(Element and coordinate records)

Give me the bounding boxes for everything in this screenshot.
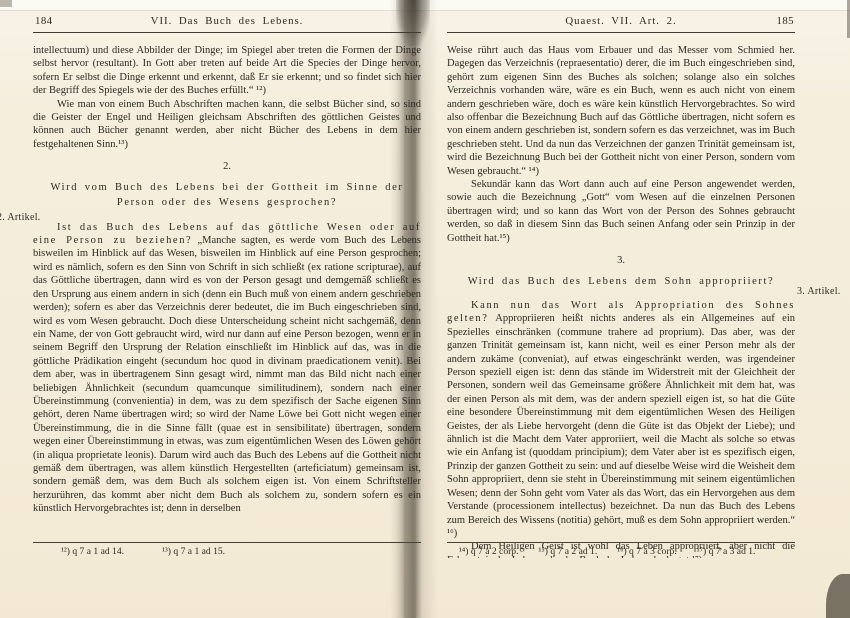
right-page-header: 185 Quaest. VII. Art. 2.	[447, 12, 795, 33]
left-page-header: 184 VII. Das Buch des Lebens.	[33, 12, 421, 33]
section-title: Wird das Buch des Lebens dem Sohn approp…	[449, 274, 793, 290]
left-page-number: 184	[35, 15, 53, 27]
right-footnotes: ¹⁴) q 7 a 2 corp. ¹⁵) q 7 a 2 ad 1. ¹⁶) …	[447, 542, 795, 557]
article-text: Appropriieren heißt nichts anderes als e…	[447, 313, 795, 539]
section-number: 3.	[447, 254, 795, 267]
right-page-number: 185	[777, 15, 795, 27]
book-scan: { "colors": { "paper": "#f4ecda", "ink":…	[0, 0, 850, 618]
left-page-body: intellectuum) und diese Abbilder der Din…	[33, 44, 421, 558]
margin-note-article-2: 2. Artikel.	[0, 212, 41, 223]
right-page: 185 Quaest. VII. Art. 2. Weise rührt auc…	[447, 12, 795, 558]
footnote: ¹³) q 7 a 1 ad 15.	[162, 546, 225, 557]
left-running-header: VII. Das Buch des Lebens.	[33, 12, 421, 27]
left-page: 184 VII. Das Buch des Lebens. intellectu…	[33, 12, 421, 558]
paragraph-continuation: Weise rührt auch das Haus vom Erbauer un…	[447, 44, 795, 178]
paragraph: Wie man von einem Buch Abschriften mache…	[33, 98, 421, 152]
article-paragraph: Kann nun das Wort als Appropriation des …	[447, 299, 795, 540]
section-title: Wird vom Buch des Lebens bei der Gotthei…	[35, 180, 419, 211]
scan-corner-shadow-bottom-right	[826, 574, 850, 618]
paragraph-continuation: intellectuum) und diese Abbilder der Din…	[33, 44, 421, 98]
footnote: ¹²) q 7 a 1 ad 14.	[61, 546, 124, 557]
article-paragraph: Ist das Buch des Lebens auf das göttlich…	[33, 221, 421, 516]
footnote: ¹⁴) q 7 a 2 corp.	[459, 546, 519, 557]
scan-corner-mark-top-left	[0, 0, 12, 7]
footnote: ¹⁶) q 7 a 3 corp.	[617, 546, 677, 557]
right-running-header: Quaest. VII. Art. 2.	[447, 12, 795, 27]
margin-note-article-3: 3. Artikel.	[797, 286, 841, 297]
footnote-rule	[33, 542, 421, 543]
footnote: ¹⁷) q 7 a 3 ad 1.	[697, 546, 756, 557]
footnote-rule	[447, 542, 795, 543]
left-footnotes: ¹²) q 7 a 1 ad 14. ¹³) q 7 a 1 ad 15.	[33, 542, 421, 557]
footnote: ¹⁵) q 7 a 2 ad 1.	[539, 546, 598, 557]
section-number: 2.	[33, 160, 421, 173]
paragraph: Sekundär kann das Wort dann auch auf ein…	[447, 178, 795, 245]
article-text: „Manche sagten, es werde vom Buch des Le…	[33, 235, 421, 514]
right-page-body: Weise rührt auch das Haus vom Erbauer un…	[447, 44, 795, 558]
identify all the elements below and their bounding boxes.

■ GIVEN TASK: Express the lines above as a JSON list of strings, one string per line, skipping any blank lines. Leave the pictures out of the answer.

■ TASK SOLUTION:
[
  "Give me the bounding boxes for everything in this screenshot.",
  "right-page-header: 185 Quaest. VII. Art. 2.\t[447, 12, 795, 33]",
  "left-page-header: 184 VII. Das Buch des Lebens.\t[33, 12, 421, 33]",
  "section-title: Wird das Buch des Lebens dem Sohn approp…\t[449, 274, 793, 290]",
  "left-page-number: 184\t[35, 15, 53, 27]",
  "right-footnotes: ¹⁴) q 7 a 2 corp. ¹⁵) q 7 a 2 ad 1. ¹⁶) …\t[447, 542, 795, 557]",
  "article-text: Appropriieren heißt nichts anderes als e…\t[447, 313, 795, 539]",
  "section-number: 3.\t[447, 254, 795, 267]",
  "right-page-number: 185\t[777, 15, 795, 27]",
  "book-scan: { \"colors\": { \"paper\": \"#f4ecda\", \"ink\":…\t[0, 0, 850, 618]",
  "left-page-body: intellectuum) und diese Abbilder der Din…\t[33, 44, 421, 558]",
  "margin-note-article-2: 2. Artikel.\t[0, 212, 41, 223]",
  "right-page: 185 Quaest. VII. Art. 2. Weise rührt auc…\t[447, 12, 795, 558]",
  "footnote: ¹³) q 7 a 1 ad 15.\t[162, 546, 225, 557]",
  "left-running-header: VII. Das Buch des Lebens.\t[33, 12, 421, 27]",
  "left-page: 184 VII. Das Buch des Lebens. intellectu…\t[33, 12, 421, 558]",
  "paragraph-continuation: Weise rührt auch das Haus vom Erbauer un…\t[447, 44, 795, 178]",
  "paragraph: Wie man von einem Buch Abschriften mache…\t[33, 98, 421, 152]",
  "article-paragraph: Kann nun das Wort als Appropriation des …\t[447, 299, 795, 540]",
  "section-title: Wird vom Buch des Lebens bei der Gotthei…\t[35, 180, 419, 211]",
  "scan-corner-shadow-bottom-right\t[826, 574, 850, 618]",
  "paragraph-continuation: intellectuum) und diese Abbilder der Din…\t[33, 44, 421, 98]",
  "footnote: ¹²) q 7 a 1 ad 14.\t[61, 546, 124, 557]",
  "article-paragraph: Ist das Buch des Lebens auf das göttlich…\t[33, 221, 421, 516]",
  "footnote: ¹⁴) q 7 a 2 corp.\t[459, 546, 519, 557]",
  "scan-corner-mark-top-left\t[0, 0, 12, 7]",
  "footnote: ¹⁶) q 7 a 3 corp.\t[617, 546, 677, 557]",
  "right-running-header: Quaest. VII. Art. 2.\t[447, 12, 795, 27]",
  "margin-note-article-3: 3. Artikel.\t[797, 286, 841, 297]",
  "footnote-rule\t[33, 542, 421, 543]",
  "footnote: ¹⁷) q 7 a 3 ad 1.\t[697, 546, 756, 557]",
  "footnote-rule\t[447, 542, 795, 543]",
  "left-footnotes: ¹²) q 7 a 1 ad 14. ¹³) q 7 a 1 ad 15.\t[33, 542, 421, 557]",
  "footnote: ¹⁵) q 7 a 2 ad 1.\t[539, 546, 598, 557]",
  "section-number: 2.\t[33, 160, 421, 173]",
  "paragraph: Sekundär kann das Wort dann auch auf ein…\t[447, 178, 795, 245]",
  "article-text: „Manche sagten, es werde vom Buch des Le…\t[33, 235, 421, 514]",
  "right-page-body: Weise rührt auch das Haus vom Erbauer un…\t[447, 44, 795, 558]",
  "identify all the elements below and their bounding boxes."
]